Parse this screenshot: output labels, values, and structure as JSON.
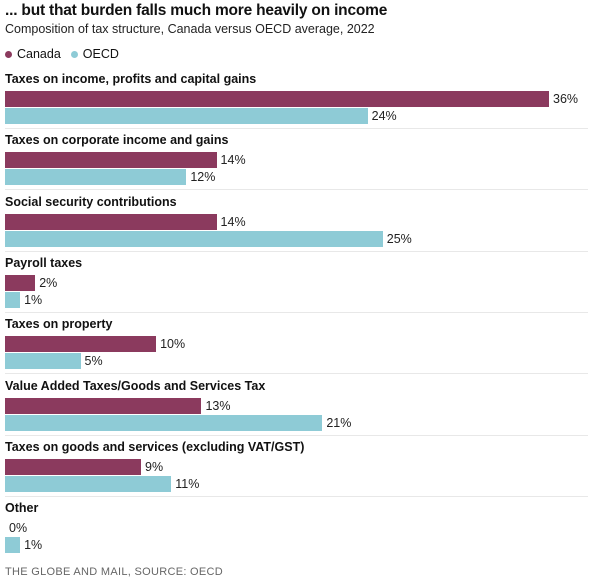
{
  "chart_data": {
    "type": "bar",
    "orientation": "horizontal",
    "title": "... but that burden falls much more heavily on income",
    "subtitle": "Composition of tax structure, Canada versus OECD average, 2022",
    "categories": [
      "Taxes on income, profits and capital gains",
      "Taxes on corporate income and gains",
      "Social security contributions",
      "Payroll taxes",
      "Taxes on property",
      "Value Added Taxes/Goods and Services Tax",
      "Taxes on goods and services (excluding VAT/GST)",
      "Other"
    ],
    "series": [
      {
        "name": "Canada",
        "color": "#8b3a5e",
        "values": [
          36,
          14,
          14,
          2,
          10,
          13,
          9,
          0
        ],
        "labels": [
          "36%",
          "14%",
          "14%",
          "2%",
          "10%",
          "13%",
          "9%",
          "0%"
        ]
      },
      {
        "name": "OECD",
        "color": "#8ecbd6",
        "values": [
          24,
          12,
          25,
          1,
          5,
          21,
          11,
          1
        ],
        "labels": [
          "24%",
          "12%",
          "25%",
          "1%",
          "5%",
          "21%",
          "11%",
          "1%"
        ]
      }
    ],
    "xlim": [
      0,
      36
    ],
    "grid": false,
    "legend": "top-left",
    "source": "THE GLOBE AND MAIL, SOURCE: OECD"
  }
}
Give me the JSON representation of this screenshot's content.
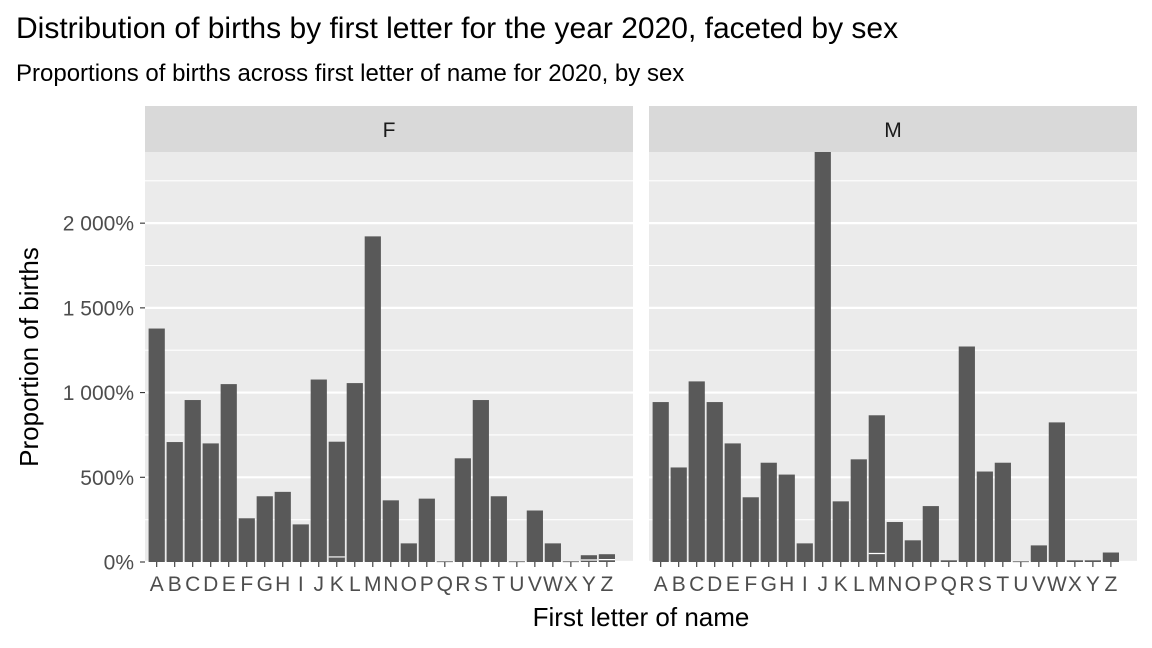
{
  "chart_data": {
    "type": "bar",
    "title": "Distribution of births by first letter for the year 2020, faceted by sex",
    "subtitle": "Proportions of births across first letter of name for 2020, by sex",
    "xlabel": "First letter of name",
    "ylabel": "Proportion of births",
    "ylim": [
      0,
      2420
    ],
    "y_ticks": [
      0,
      500,
      1000,
      1500,
      2000
    ],
    "y_tick_labels": [
      "0%",
      "500%",
      "1 000%",
      "1 500%",
      "2 000%"
    ],
    "grid": true,
    "categories": [
      "A",
      "B",
      "C",
      "D",
      "E",
      "F",
      "G",
      "H",
      "I",
      "J",
      "K",
      "L",
      "M",
      "N",
      "O",
      "P",
      "Q",
      "R",
      "S",
      "T",
      "U",
      "V",
      "W",
      "X",
      "Y",
      "Z"
    ],
    "bar_color": "#595959",
    "panel_bg": "#ebebeb",
    "strip_bg": "#d9d9d9",
    "facets": [
      {
        "name": "F",
        "values": [
          1378,
          708,
          956,
          700,
          1050,
          258,
          388,
          414,
          222,
          1077,
          710,
          1056,
          1922,
          364,
          110,
          374,
          4,
          612,
          956,
          388,
          4,
          304,
          110,
          4,
          40,
          46
        ],
        "inner_segments": {
          "K": 30,
          "Y": 12,
          "Z": 14
        }
      },
      {
        "name": "M",
        "values": [
          944,
          558,
          1066,
          944,
          700,
          382,
          586,
          516,
          110,
          2420,
          358,
          606,
          866,
          236,
          128,
          330,
          10,
          1272,
          534,
          586,
          4,
          98,
          824,
          10,
          10,
          56
        ],
        "inner_segments": {
          "M": 50
        }
      }
    ]
  }
}
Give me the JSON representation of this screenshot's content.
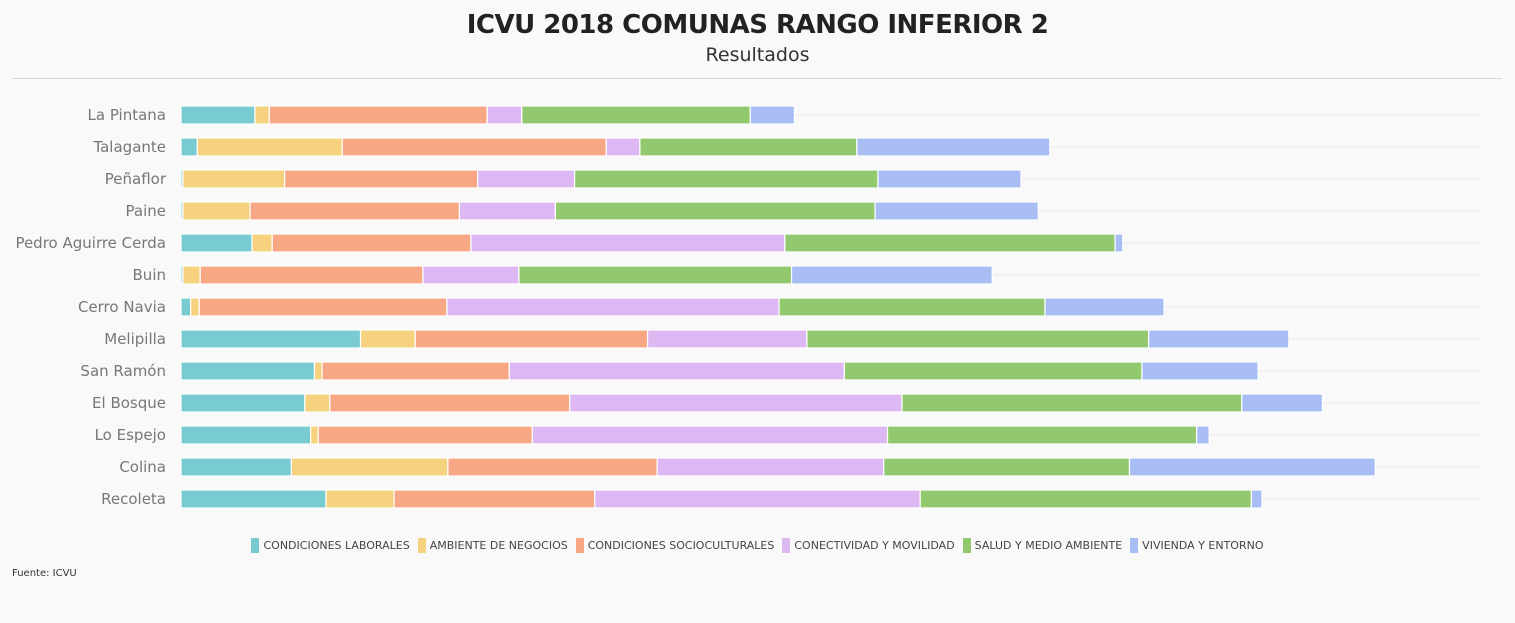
{
  "title": "ICVU 2018 COMUNAS RANGO INFERIOR 2",
  "subtitle": "Resultados",
  "source": "Fuente: ICVU",
  "chart_data": {
    "type": "bar",
    "orientation": "horizontal",
    "stacked": true,
    "grid": true,
    "legend_position": "bottom",
    "categories": [
      "La Pintana",
      "Talagante",
      "Peñaflor",
      "Paine",
      "Pedro Aguirre Cerda",
      "Buin",
      "Cerro Navia",
      "Melipilla",
      "San Ramón",
      "El Bosque",
      "Lo Espejo",
      "Colina",
      "Recoleta"
    ],
    "series": [
      {
        "name": "CONDICIONES LABORALES",
        "color": "#78cbd0",
        "values": [
          7.7,
          1.7,
          0.2,
          0.2,
          7.4,
          0.2,
          1.0,
          18.7,
          13.9,
          12.9,
          13.5,
          11.5,
          15.1
        ]
      },
      {
        "name": "AMBIENTE DE NEGOCIOS",
        "color": "#f6d27e",
        "values": [
          1.5,
          15.1,
          10.6,
          7.0,
          2.1,
          1.8,
          0.9,
          5.7,
          0.8,
          2.6,
          0.8,
          16.3,
          7.1
        ]
      },
      {
        "name": "CONDICIONES SOCIOCULTURALES",
        "color": "#f8a784",
        "values": [
          22.7,
          27.5,
          20.1,
          21.8,
          20.7,
          23.2,
          25.8,
          24.2,
          19.5,
          25.0,
          22.3,
          21.8,
          20.9
        ]
      },
      {
        "name": "CONECTIVIDAD Y MOVILIDAD",
        "color": "#deb8f2",
        "values": [
          3.6,
          3.5,
          10.1,
          10.0,
          32.7,
          10.0,
          34.6,
          16.6,
          34.9,
          34.6,
          37.0,
          23.6,
          33.9
        ]
      },
      {
        "name": "SALUD Y MEDIO AMBIENTE",
        "color": "#92c96f",
        "values": [
          23.8,
          22.6,
          31.6,
          33.3,
          34.4,
          28.4,
          27.7,
          35.6,
          31.0,
          35.4,
          32.2,
          25.6,
          34.5
        ]
      },
      {
        "name": "VIVIENDA Y ENTORNO",
        "color": "#a8bdf3",
        "values": [
          4.6,
          20.1,
          14.9,
          17.0,
          0.8,
          20.9,
          12.4,
          14.6,
          12.1,
          8.4,
          1.3,
          25.6,
          1.1
        ]
      }
    ],
    "xlim": [
      0,
      130
    ]
  }
}
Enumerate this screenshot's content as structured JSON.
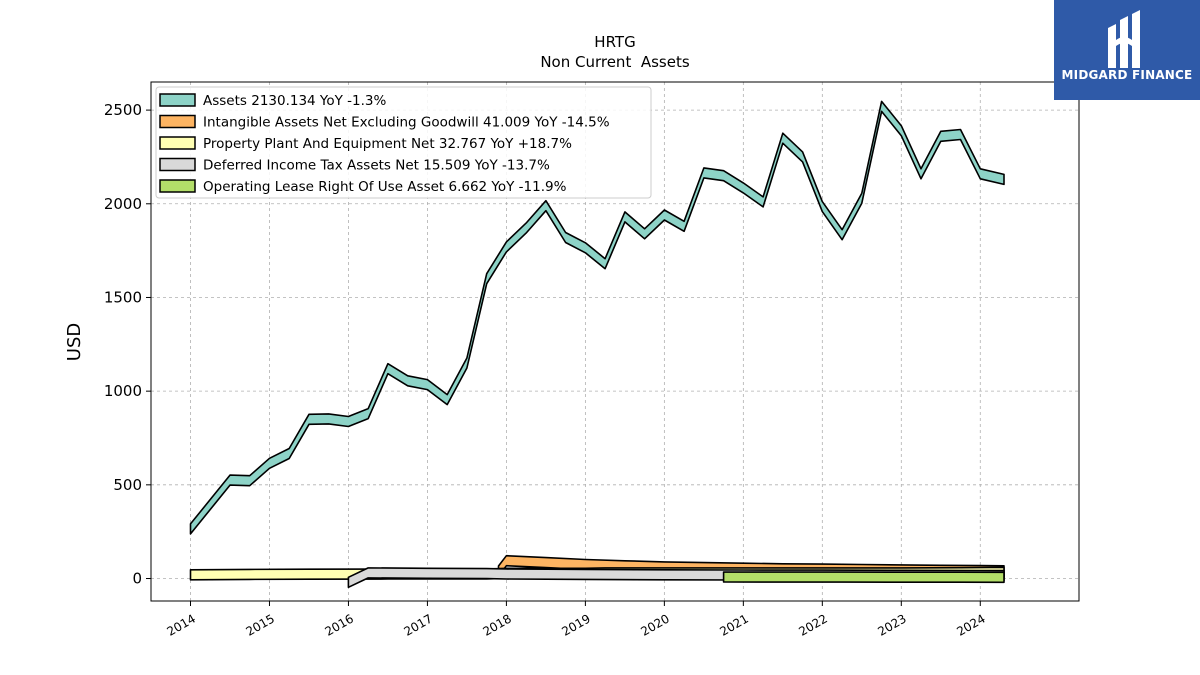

_What you need to do_: Make an exact reproduction of the listing above, without any pictures.

_Full solution_:
Parse this screenshot: output labels, values, and structure as JSON.
{
  "chart_data": {
    "type": "bar",
    "orientation": "horizontal",
    "title": "... but that burden falls much more heavily on income",
    "subtitle": "Composition of tax structure, Canada versus OECD average, 2022",
    "categories": [
      "Taxes on income, profits and capital gains",
      "Taxes on corporate income and gains",
      "Social security contributions",
      "Payroll taxes",
      "Taxes on property",
      "Value Added Taxes/Goods and Services Tax",
      "Taxes on goods and services (excluding VAT/GST)",
      "Other"
    ],
    "series": [
      {
        "name": "Canada",
        "color": "#8b3a5e",
        "values": [
          36,
          14,
          14,
          2,
          10,
          13,
          9,
          0
        ],
        "labels": [
          "36%",
          "14%",
          "14%",
          "2%",
          "10%",
          "13%",
          "9%",
          "0%"
        ]
      },
      {
        "name": "OECD",
        "color": "#8ecbd6",
        "values": [
          24,
          12,
          25,
          1,
          5,
          21,
          11,
          1
        ],
        "labels": [
          "24%",
          "12%",
          "25%",
          "1%",
          "5%",
          "21%",
          "11%",
          "1%"
        ]
      }
    ],
    "xlim": [
      0,
      36
    ],
    "grid": false,
    "legend": "top-left",
    "source": "THE GLOBE AND MAIL, SOURCE: OECD"
  }
}
Give me the JSON representation of this screenshot's content.
{
  "chart_data": {
    "type": "bar",
    "title": "Distribution of births by first letter for the year 2020, faceted by sex",
    "subtitle": "Proportions of births across first letter of name for 2020, by sex",
    "xlabel": "First letter of name",
    "ylabel": "Proportion of births",
    "ylim": [
      0,
      2420
    ],
    "y_ticks": [
      0,
      500,
      1000,
      1500,
      2000
    ],
    "y_tick_labels": [
      "0%",
      "500%",
      "1 000%",
      "1 500%",
      "2 000%"
    ],
    "grid": true,
    "categories": [
      "A",
      "B",
      "C",
      "D",
      "E",
      "F",
      "G",
      "H",
      "I",
      "J",
      "K",
      "L",
      "M",
      "N",
      "O",
      "P",
      "Q",
      "R",
      "S",
      "T",
      "U",
      "V",
      "W",
      "X",
      "Y",
      "Z"
    ],
    "bar_color": "#595959",
    "panel_bg": "#ebebeb",
    "strip_bg": "#d9d9d9",
    "facets": [
      {
        "name": "F",
        "values": [
          1378,
          708,
          956,
          700,
          1050,
          258,
          388,
          414,
          222,
          1077,
          710,
          1056,
          1922,
          364,
          110,
          374,
          4,
          612,
          956,
          388,
          4,
          304,
          110,
          4,
          40,
          46
        ],
        "inner_segments": {
          "K": 30,
          "Y": 12,
          "Z": 14
        }
      },
      {
        "name": "M",
        "values": [
          944,
          558,
          1066,
          944,
          700,
          382,
          586,
          516,
          110,
          2420,
          358,
          606,
          866,
          236,
          128,
          330,
          10,
          1272,
          534,
          586,
          4,
          98,
          824,
          10,
          10,
          56
        ],
        "inner_segments": {
          "M": 50
        }
      }
    ]
  }
}
Give me the JSON representation of this screenshot's content.
{
  "title": "ICVU 2018 COMUNAS RANGO INFERIOR 2",
  "subtitle": "Resultados",
  "source": "Fuente: ICVU",
  "chart_data": {
    "type": "bar",
    "orientation": "horizontal",
    "stacked": true,
    "grid": true,
    "legend_position": "bottom",
    "categories": [
      "La Pintana",
      "Talagante",
      "Peñaflor",
      "Paine",
      "Pedro Aguirre Cerda",
      "Buin",
      "Cerro Navia",
      "Melipilla",
      "San Ramón",
      "El Bosque",
      "Lo Espejo",
      "Colina",
      "Recoleta"
    ],
    "series": [
      {
        "name": "CONDICIONES LABORALES",
        "color": "#78cbd0",
        "values": [
          7.7,
          1.7,
          0.2,
          0.2,
          7.4,
          0.2,
          1.0,
          18.7,
          13.9,
          12.9,
          13.5,
          11.5,
          15.1
        ]
      },
      {
        "name": "AMBIENTE DE NEGOCIOS",
        "color": "#f6d27e",
        "values": [
          1.5,
          15.1,
          10.6,
          7.0,
          2.1,
          1.8,
          0.9,
          5.7,
          0.8,
          2.6,
          0.8,
          16.3,
          7.1
        ]
      },
      {
        "name": "CONDICIONES SOCIOCULTURALES",
        "color": "#f8a784",
        "values": [
          22.7,
          27.5,
          20.1,
          21.8,
          20.7,
          23.2,
          25.8,
          24.2,
          19.5,
          25.0,
          22.3,
          21.8,
          20.9
        ]
      },
      {
        "name": "CONECTIVIDAD Y MOVILIDAD",
        "color": "#deb8f2",
        "values": [
          3.6,
          3.5,
          10.1,
          10.0,
          32.7,
          10.0,
          34.6,
          16.6,
          34.9,
          34.6,
          37.0,
          23.6,
          33.9
        ]
      },
      {
        "name": "SALUD Y MEDIO AMBIENTE",
        "color": "#92c96f",
        "values": [
          23.8,
          22.6,
          31.6,
          33.3,
          34.4,
          28.4,
          27.7,
          35.6,
          31.0,
          35.4,
          32.2,
          25.6,
          34.5
        ]
      },
      {
        "name": "VIVIENDA Y ENTORNO",
        "color": "#a8bdf3",
        "values": [
          4.6,
          20.1,
          14.9,
          17.0,
          0.8,
          20.9,
          12.4,
          14.6,
          12.1,
          8.4,
          1.3,
          25.6,
          1.1
        ]
      }
    ],
    "xlim": [
      0,
      130
    ]
  }
}
Enumerate this screenshot's content as structured JSON.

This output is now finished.